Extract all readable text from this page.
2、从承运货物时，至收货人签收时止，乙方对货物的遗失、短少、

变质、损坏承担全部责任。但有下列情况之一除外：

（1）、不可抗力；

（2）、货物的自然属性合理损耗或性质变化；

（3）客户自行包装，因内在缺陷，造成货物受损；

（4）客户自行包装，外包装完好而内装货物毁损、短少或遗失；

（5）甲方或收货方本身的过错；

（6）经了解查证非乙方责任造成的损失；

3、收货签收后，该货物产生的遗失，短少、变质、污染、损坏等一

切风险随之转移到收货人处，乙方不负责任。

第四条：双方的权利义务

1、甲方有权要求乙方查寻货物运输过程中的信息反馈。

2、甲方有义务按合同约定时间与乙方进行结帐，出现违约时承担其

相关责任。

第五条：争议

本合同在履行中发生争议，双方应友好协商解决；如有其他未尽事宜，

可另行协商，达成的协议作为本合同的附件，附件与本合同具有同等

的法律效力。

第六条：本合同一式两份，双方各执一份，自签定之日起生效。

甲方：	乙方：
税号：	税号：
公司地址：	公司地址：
--------------------
STATED PROBLEM —
Copy the entries above exactly, leaving none out.

REPLY —
Extract all readable text from this page.
2、从承运货物时，至收货人签收时止，乙方对货物的遗失、短少、

变质、损坏承担全部责任。但有下列情况之一除外：

（1）、不可抗力；

（2）、货物的自然属性合理损耗或性质变化；

（3）客户自行包装，因内在缺陷，造成货物受损；

（4）客户自行包装，外包装完好而内装货物毁损、短少或遗失；

（5）甲方或收货方本身的过错；

（6）经了解查证非乙方责任造成的损失；

3、收货签收后，该货物产生的遗失，短少、变质、污染、损坏等一

切风险随之转移到收货人处，乙方不负责任。

第四条：双方的权利义务

1、甲方有权要求乙方查寻货物运输过程中的信息反馈。

2、甲方有义务按合同约定时间与乙方进行结帐，出现违约时承担其

相关责任。

第五条：争议

本合同在履行中发生争议，双方应友好协商解决；如有其他未尽事宜，

可另行协商，达成的协议作为本合同的附件，附件与本合同具有同等

的法律效力。

第六条：本合同一式两份，双方各执一份，自签定之日起生效。

甲方：	乙方：
税号：	税号：
公司地址：	公司地址：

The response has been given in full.